◆ Work instructions ◆
Copy out all lines in the data below containing the string "started".

(Dataset records)
-- begin --
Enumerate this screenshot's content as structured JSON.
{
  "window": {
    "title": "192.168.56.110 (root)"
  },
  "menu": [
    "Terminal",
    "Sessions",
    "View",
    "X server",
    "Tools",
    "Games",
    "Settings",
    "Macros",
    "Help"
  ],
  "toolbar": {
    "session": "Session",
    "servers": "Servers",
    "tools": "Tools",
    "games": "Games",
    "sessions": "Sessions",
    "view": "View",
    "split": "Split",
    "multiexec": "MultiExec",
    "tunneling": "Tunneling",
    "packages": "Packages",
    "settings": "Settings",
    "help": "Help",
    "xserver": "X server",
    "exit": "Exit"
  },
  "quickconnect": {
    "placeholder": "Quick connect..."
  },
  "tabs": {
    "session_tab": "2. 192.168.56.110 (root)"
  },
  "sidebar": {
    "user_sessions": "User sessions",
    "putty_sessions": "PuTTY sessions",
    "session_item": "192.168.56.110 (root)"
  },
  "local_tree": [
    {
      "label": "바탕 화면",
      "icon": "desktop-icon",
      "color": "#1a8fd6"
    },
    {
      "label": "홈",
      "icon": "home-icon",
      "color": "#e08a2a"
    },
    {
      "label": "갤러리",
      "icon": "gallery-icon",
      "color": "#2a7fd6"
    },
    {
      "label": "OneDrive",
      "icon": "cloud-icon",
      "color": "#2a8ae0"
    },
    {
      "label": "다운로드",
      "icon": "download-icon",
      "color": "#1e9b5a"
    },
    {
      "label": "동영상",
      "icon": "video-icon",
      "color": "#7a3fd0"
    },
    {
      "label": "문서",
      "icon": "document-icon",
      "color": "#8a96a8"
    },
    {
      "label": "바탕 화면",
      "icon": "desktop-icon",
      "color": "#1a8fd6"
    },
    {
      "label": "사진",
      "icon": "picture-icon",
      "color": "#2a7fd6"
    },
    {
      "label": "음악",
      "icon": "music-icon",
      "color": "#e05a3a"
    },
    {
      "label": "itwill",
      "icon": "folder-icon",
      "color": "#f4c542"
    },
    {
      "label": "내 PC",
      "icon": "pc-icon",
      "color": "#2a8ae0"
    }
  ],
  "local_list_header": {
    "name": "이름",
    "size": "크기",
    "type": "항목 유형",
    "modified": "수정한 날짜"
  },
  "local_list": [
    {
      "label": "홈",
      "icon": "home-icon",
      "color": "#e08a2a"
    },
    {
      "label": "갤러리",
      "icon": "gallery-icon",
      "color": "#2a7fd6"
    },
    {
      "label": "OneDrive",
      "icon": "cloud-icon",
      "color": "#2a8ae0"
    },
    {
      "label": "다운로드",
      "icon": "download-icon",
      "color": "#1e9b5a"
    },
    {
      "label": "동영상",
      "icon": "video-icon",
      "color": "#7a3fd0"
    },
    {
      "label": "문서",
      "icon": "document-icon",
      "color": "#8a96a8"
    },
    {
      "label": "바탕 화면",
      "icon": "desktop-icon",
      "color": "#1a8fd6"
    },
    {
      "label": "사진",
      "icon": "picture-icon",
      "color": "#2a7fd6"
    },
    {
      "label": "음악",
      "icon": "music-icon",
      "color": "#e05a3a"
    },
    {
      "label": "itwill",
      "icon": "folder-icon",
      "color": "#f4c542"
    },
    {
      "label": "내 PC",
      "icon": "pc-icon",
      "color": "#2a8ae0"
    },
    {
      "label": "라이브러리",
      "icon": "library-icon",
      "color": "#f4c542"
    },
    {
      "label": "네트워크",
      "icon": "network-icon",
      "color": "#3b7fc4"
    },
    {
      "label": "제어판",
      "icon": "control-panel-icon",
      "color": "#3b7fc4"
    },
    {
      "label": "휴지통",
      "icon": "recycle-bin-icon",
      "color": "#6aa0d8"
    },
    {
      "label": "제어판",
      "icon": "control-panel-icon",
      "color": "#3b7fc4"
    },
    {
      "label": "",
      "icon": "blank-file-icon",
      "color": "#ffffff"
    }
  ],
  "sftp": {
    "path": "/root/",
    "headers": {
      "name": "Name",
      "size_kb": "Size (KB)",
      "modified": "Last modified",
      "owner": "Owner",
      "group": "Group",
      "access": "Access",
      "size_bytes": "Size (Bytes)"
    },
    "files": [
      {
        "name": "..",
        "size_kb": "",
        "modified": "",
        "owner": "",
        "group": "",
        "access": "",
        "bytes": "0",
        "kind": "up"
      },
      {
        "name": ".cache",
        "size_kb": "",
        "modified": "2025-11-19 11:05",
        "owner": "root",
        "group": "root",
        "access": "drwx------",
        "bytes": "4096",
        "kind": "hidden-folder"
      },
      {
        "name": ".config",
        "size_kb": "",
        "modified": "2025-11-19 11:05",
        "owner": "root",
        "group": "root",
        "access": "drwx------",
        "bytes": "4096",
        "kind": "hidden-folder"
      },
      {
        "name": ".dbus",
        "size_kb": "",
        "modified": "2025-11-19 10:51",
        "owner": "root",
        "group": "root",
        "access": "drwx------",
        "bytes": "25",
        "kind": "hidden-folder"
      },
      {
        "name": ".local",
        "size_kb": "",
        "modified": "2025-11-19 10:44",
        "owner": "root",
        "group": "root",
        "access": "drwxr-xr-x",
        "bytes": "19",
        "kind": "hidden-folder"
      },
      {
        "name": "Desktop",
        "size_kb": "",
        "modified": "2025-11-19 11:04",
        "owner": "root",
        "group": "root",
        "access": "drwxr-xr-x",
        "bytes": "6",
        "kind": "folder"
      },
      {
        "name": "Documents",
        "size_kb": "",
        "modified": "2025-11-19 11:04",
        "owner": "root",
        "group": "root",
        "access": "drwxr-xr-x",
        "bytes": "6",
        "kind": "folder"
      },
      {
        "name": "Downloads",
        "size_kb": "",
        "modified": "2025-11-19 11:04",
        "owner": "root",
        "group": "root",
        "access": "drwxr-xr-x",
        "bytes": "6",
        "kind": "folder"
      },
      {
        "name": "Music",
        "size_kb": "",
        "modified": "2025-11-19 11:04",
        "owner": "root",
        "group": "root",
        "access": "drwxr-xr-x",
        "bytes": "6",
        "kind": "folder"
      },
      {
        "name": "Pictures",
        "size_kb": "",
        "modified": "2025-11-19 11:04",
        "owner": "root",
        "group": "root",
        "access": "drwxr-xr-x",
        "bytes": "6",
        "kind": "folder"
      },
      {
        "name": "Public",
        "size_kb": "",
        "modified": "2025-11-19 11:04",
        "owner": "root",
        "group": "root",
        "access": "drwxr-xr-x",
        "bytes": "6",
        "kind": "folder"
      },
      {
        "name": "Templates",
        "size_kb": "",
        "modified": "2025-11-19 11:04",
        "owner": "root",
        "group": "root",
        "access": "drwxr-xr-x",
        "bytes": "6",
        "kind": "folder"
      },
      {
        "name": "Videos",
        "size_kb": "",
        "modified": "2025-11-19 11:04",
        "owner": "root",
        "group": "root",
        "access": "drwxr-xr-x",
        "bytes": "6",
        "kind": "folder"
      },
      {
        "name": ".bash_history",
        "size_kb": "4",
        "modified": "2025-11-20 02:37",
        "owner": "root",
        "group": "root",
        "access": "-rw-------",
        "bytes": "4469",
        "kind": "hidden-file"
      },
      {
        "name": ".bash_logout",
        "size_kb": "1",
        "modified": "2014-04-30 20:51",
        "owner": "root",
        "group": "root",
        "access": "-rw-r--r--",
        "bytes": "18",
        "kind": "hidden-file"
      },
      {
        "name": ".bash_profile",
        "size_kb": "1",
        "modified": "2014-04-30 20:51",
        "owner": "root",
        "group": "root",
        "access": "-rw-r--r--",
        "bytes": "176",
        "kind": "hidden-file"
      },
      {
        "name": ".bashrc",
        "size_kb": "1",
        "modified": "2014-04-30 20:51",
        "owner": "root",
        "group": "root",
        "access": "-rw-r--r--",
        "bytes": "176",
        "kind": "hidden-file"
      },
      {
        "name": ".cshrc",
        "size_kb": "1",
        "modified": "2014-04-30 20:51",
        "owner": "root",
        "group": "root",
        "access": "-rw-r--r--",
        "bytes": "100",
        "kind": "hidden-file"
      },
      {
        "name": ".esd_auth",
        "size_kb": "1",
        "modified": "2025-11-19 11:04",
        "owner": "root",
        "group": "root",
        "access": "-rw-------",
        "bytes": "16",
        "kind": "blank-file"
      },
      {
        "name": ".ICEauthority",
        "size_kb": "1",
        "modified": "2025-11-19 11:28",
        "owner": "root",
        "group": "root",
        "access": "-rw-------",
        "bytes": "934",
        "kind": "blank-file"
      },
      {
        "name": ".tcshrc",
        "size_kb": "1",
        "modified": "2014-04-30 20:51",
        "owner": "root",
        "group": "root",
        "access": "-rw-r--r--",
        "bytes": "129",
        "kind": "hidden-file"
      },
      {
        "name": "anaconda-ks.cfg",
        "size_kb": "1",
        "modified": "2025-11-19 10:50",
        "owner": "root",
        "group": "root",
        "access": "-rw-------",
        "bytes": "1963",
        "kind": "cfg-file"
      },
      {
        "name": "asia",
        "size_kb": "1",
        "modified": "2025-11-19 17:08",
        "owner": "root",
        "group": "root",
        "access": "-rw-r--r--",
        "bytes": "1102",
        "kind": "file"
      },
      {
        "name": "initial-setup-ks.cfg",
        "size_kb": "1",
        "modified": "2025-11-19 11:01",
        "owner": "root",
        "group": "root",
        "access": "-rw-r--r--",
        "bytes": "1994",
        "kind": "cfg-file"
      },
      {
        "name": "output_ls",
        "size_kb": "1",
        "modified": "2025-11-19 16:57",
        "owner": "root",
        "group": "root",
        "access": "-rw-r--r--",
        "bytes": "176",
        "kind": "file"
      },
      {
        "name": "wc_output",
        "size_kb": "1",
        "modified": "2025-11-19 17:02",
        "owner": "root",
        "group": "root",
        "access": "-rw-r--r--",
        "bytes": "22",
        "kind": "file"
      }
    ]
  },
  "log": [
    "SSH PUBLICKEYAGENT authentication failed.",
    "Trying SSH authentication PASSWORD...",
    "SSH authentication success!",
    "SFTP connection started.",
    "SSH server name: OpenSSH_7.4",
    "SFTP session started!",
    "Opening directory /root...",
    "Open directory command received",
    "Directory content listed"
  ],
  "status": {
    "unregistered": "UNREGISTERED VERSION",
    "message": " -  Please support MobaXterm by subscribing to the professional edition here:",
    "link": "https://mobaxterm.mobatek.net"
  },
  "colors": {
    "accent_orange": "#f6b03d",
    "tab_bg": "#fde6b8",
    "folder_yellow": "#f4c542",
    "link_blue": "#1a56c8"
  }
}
-- end --
◆ Exercise answer ◆
    "SFTP connection started.",
    "SFTP session started!",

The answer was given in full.